### [Instructions to follow]
Each line that follows should be printed again exactly as it stands.

### [Supplied data]
_ _ _ _ _ _ _

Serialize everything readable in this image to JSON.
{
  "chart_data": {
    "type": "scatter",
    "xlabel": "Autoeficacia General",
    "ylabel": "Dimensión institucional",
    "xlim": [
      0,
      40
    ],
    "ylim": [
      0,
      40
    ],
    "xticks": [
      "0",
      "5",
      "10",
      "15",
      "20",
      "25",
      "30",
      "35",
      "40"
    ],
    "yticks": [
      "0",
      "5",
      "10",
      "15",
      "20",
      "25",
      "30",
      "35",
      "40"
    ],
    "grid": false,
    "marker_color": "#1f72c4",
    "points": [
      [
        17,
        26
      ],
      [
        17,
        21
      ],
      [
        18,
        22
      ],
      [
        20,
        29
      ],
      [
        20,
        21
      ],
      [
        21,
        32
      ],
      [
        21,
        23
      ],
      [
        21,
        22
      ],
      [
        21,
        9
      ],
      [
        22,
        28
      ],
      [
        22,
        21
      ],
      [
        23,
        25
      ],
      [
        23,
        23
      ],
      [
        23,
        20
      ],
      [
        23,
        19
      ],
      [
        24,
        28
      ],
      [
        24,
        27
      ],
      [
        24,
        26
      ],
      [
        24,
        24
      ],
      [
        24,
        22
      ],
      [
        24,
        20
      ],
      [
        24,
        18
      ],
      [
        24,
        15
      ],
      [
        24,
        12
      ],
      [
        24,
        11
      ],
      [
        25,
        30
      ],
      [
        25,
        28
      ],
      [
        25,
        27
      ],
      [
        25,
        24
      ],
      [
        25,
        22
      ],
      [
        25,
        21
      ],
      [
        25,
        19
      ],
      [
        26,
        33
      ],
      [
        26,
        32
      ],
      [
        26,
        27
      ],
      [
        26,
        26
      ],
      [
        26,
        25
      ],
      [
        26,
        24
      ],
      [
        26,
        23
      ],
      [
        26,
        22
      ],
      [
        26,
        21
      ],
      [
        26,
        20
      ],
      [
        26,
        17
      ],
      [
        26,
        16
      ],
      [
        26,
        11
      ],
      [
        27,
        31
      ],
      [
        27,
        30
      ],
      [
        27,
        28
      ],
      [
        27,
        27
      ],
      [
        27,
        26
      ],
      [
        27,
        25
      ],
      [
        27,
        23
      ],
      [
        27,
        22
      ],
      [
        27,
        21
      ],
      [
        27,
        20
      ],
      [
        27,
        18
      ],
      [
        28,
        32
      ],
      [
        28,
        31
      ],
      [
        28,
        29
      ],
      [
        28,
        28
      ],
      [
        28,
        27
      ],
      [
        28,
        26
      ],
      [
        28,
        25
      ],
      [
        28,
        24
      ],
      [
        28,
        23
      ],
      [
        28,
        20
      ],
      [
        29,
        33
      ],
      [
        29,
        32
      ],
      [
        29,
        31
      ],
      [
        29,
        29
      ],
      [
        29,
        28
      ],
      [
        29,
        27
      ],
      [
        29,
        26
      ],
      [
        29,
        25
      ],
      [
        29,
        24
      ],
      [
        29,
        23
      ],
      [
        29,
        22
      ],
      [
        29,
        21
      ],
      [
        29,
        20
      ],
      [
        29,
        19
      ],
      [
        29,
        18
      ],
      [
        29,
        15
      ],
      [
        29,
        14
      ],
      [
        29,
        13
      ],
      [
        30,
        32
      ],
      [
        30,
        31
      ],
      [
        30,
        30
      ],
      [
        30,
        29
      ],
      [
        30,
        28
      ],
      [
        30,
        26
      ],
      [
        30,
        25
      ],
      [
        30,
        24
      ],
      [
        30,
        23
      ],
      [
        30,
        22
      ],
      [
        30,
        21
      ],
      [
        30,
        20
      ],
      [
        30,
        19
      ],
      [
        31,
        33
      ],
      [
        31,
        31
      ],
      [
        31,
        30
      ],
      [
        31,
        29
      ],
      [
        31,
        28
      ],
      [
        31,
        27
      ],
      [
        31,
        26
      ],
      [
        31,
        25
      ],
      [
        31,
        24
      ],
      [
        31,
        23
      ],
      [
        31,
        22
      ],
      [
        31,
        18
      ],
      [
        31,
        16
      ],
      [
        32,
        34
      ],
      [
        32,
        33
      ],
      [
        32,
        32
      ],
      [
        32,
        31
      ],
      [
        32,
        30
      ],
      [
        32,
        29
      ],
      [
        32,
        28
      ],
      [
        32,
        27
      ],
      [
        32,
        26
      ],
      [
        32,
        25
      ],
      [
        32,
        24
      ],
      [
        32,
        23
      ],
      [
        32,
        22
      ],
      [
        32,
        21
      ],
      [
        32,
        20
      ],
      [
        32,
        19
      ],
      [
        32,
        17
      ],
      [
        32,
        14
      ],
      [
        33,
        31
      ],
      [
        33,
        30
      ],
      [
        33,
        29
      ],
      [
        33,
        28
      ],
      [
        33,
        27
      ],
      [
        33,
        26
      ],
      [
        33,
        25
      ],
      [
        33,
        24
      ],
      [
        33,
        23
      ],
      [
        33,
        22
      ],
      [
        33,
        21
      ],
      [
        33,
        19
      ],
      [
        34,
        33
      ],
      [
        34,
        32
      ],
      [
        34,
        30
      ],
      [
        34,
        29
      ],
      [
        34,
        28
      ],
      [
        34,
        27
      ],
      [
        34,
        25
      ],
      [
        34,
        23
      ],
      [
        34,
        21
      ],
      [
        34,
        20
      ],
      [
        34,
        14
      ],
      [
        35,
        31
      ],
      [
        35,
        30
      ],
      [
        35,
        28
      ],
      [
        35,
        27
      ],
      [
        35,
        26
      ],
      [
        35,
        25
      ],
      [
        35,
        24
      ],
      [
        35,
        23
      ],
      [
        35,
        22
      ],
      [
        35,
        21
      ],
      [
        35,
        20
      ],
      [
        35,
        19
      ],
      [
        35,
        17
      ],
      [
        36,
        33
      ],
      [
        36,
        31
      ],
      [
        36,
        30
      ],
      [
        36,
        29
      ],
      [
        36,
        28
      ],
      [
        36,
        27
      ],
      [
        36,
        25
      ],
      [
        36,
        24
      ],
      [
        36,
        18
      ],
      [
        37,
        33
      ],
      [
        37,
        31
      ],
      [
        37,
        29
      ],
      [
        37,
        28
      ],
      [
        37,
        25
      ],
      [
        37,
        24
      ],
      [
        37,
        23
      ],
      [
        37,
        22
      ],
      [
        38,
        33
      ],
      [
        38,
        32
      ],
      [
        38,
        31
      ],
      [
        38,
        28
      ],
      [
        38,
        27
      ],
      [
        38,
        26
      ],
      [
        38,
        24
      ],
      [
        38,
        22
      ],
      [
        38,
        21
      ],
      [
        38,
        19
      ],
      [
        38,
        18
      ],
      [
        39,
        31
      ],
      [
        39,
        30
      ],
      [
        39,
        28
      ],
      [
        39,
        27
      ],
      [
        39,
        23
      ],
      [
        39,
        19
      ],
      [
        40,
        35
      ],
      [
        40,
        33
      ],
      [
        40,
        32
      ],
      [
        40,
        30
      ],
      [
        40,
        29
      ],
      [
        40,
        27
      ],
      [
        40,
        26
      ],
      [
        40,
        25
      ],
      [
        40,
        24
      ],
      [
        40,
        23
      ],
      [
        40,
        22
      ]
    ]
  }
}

_ _ _ _ _ _ _

### [Problem solution]
Serialize everything readable in this image to JSON.
{
  "chart_data": {
    "type": "scatter",
    "xlabel": "Autoeficacia General",
    "ylabel": "Dimensión institucional",
    "xlim": [
      0,
      40
    ],
    "ylim": [
      0,
      40
    ],
    "xticks": [
      "0",
      "5",
      "10",
      "15",
      "20",
      "25",
      "30",
      "35",
      "40"
    ],
    "yticks": [
      "0",
      "5",
      "10",
      "15",
      "20",
      "25",
      "30",
      "35",
      "40"
    ],
    "grid": false,
    "marker_color": "#1f72c4",
    "points": [
      [
        17,
        26
      ],
      [
        17,
        21
      ],
      [
        18,
        22
      ],
      [
        20,
        29
      ],
      [
        20,
        21
      ],
      [
        21,
        32
      ],
      [
        21,
        23
      ],
      [
        21,
        22
      ],
      [
        21,
        9
      ],
      [
        22,
        28
      ],
      [
        22,
        21
      ],
      [
        23,
        25
      ],
      [
        23,
        23
      ],
      [
        23,
        20
      ],
      [
        23,
        19
      ],
      [
        24,
        28
      ],
      [
        24,
        27
      ],
      [
        24,
        26
      ],
      [
        24,
        24
      ],
      [
        24,
        22
      ],
      [
        24,
        20
      ],
      [
        24,
        18
      ],
      [
        24,
        15
      ],
      [
        24,
        12
      ],
      [
        24,
        11
      ],
      [
        25,
        30
      ],
      [
        25,
        28
      ],
      [
        25,
        27
      ],
      [
        25,
        24
      ],
      [
        25,
        22
      ],
      [
        25,
        21
      ],
      [
        25,
        19
      ],
      [
        26,
        33
      ],
      [
        26,
        32
      ],
      [
        26,
        27
      ],
      [
        26,
        26
      ],
      [
        26,
        25
      ],
      [
        26,
        24
      ],
      [
        26,
        23
      ],
      [
        26,
        22
      ],
      [
        26,
        21
      ],
      [
        26,
        20
      ],
      [
        26,
        17
      ],
      [
        26,
        16
      ],
      [
        26,
        11
      ],
      [
        27,
        31
      ],
      [
        27,
        30
      ],
      [
        27,
        28
      ],
      [
        27,
        27
      ],
      [
        27,
        26
      ],
      [
        27,
        25
      ],
      [
        27,
        23
      ],
      [
        27,
        22
      ],
      [
        27,
        21
      ],
      [
        27,
        20
      ],
      [
        27,
        18
      ],
      [
        28,
        32
      ],
      [
        28,
        31
      ],
      [
        28,
        29
      ],
      [
        28,
        28
      ],
      [
        28,
        27
      ],
      [
        28,
        26
      ],
      [
        28,
        25
      ],
      [
        28,
        24
      ],
      [
        28,
        23
      ],
      [
        28,
        20
      ],
      [
        29,
        33
      ],
      [
        29,
        32
      ],
      [
        29,
        31
      ],
      [
        29,
        29
      ],
      [
        29,
        28
      ],
      [
        29,
        27
      ],
      [
        29,
        26
      ],
      [
        29,
        25
      ],
      [
        29,
        24
      ],
      [
        29,
        23
      ],
      [
        29,
        22
      ],
      [
        29,
        21
      ],
      [
        29,
        20
      ],
      [
        29,
        19
      ],
      [
        29,
        18
      ],
      [
        29,
        15
      ],
      [
        29,
        14
      ],
      [
        29,
        13
      ],
      [
        30,
        32
      ],
      [
        30,
        31
      ],
      [
        30,
        30
      ],
      [
        30,
        29
      ],
      [
        30,
        28
      ],
      [
        30,
        26
      ],
      [
        30,
        25
      ],
      [
        30,
        24
      ],
      [
        30,
        23
      ],
      [
        30,
        22
      ],
      [
        30,
        21
      ],
      [
        30,
        20
      ],
      [
        30,
        19
      ],
      [
        31,
        33
      ],
      [
        31,
        31
      ],
      [
        31,
        30
      ],
      [
        31,
        29
      ],
      [
        31,
        28
      ],
      [
        31,
        27
      ],
      [
        31,
        26
      ],
      [
        31,
        25
      ],
      [
        31,
        24
      ],
      [
        31,
        23
      ],
      [
        31,
        22
      ],
      [
        31,
        18
      ],
      [
        31,
        16
      ],
      [
        32,
        34
      ],
      [
        32,
        33
      ],
      [
        32,
        32
      ],
      [
        32,
        31
      ],
      [
        32,
        30
      ],
      [
        32,
        29
      ],
      [
        32,
        28
      ],
      [
        32,
        27
      ],
      [
        32,
        26
      ],
      [
        32,
        25
      ],
      [
        32,
        24
      ],
      [
        32,
        23
      ],
      [
        32,
        22
      ],
      [
        32,
        21
      ],
      [
        32,
        20
      ],
      [
        32,
        19
      ],
      [
        32,
        17
      ],
      [
        32,
        14
      ],
      [
        33,
        31
      ],
      [
        33,
        30
      ],
      [
        33,
        29
      ],
      [
        33,
        28
      ],
      [
        33,
        27
      ],
      [
        33,
        26
      ],
      [
        33,
        25
      ],
      [
        33,
        24
      ],
      [
        33,
        23
      ],
      [
        33,
        22
      ],
      [
        33,
        21
      ],
      [
        33,
        19
      ],
      [
        34,
        33
      ],
      [
        34,
        32
      ],
      [
        34,
        30
      ],
      [
        34,
        29
      ],
      [
        34,
        28
      ],
      [
        34,
        27
      ],
      [
        34,
        25
      ],
      [
        34,
        23
      ],
      [
        34,
        21
      ],
      [
        34,
        20
      ],
      [
        34,
        14
      ],
      [
        35,
        31
      ],
      [
        35,
        30
      ],
      [
        35,
        28
      ],
      [
        35,
        27
      ],
      [
        35,
        26
      ],
      [
        35,
        25
      ],
      [
        35,
        24
      ],
      [
        35,
        23
      ],
      [
        35,
        22
      ],
      [
        35,
        21
      ],
      [
        35,
        20
      ],
      [
        35,
        19
      ],
      [
        35,
        17
      ],
      [
        36,
        33
      ],
      [
        36,
        31
      ],
      [
        36,
        30
      ],
      [
        36,
        29
      ],
      [
        36,
        28
      ],
      [
        36,
        27
      ],
      [
        36,
        25
      ],
      [
        36,
        24
      ],
      [
        36,
        18
      ],
      [
        37,
        33
      ],
      [
        37,
        31
      ],
      [
        37,
        29
      ],
      [
        37,
        28
      ],
      [
        37,
        25
      ],
      [
        37,
        24
      ],
      [
        37,
        23
      ],
      [
        37,
        22
      ],
      [
        38,
        33
      ],
      [
        38,
        32
      ],
      [
        38,
        31
      ],
      [
        38,
        28
      ],
      [
        38,
        27
      ],
      [
        38,
        26
      ],
      [
        38,
        24
      ],
      [
        38,
        22
      ],
      [
        38,
        21
      ],
      [
        38,
        19
      ],
      [
        38,
        18
      ],
      [
        39,
        31
      ],
      [
        39,
        30
      ],
      [
        39,
        28
      ],
      [
        39,
        27
      ],
      [
        39,
        23
      ],
      [
        39,
        19
      ],
      [
        40,
        35
      ],
      [
        40,
        33
      ],
      [
        40,
        32
      ],
      [
        40,
        30
      ],
      [
        40,
        29
      ],
      [
        40,
        27
      ],
      [
        40,
        26
      ],
      [
        40,
        25
      ],
      [
        40,
        24
      ],
      [
        40,
        23
      ],
      [
        40,
        22
      ]
    ]
  }
}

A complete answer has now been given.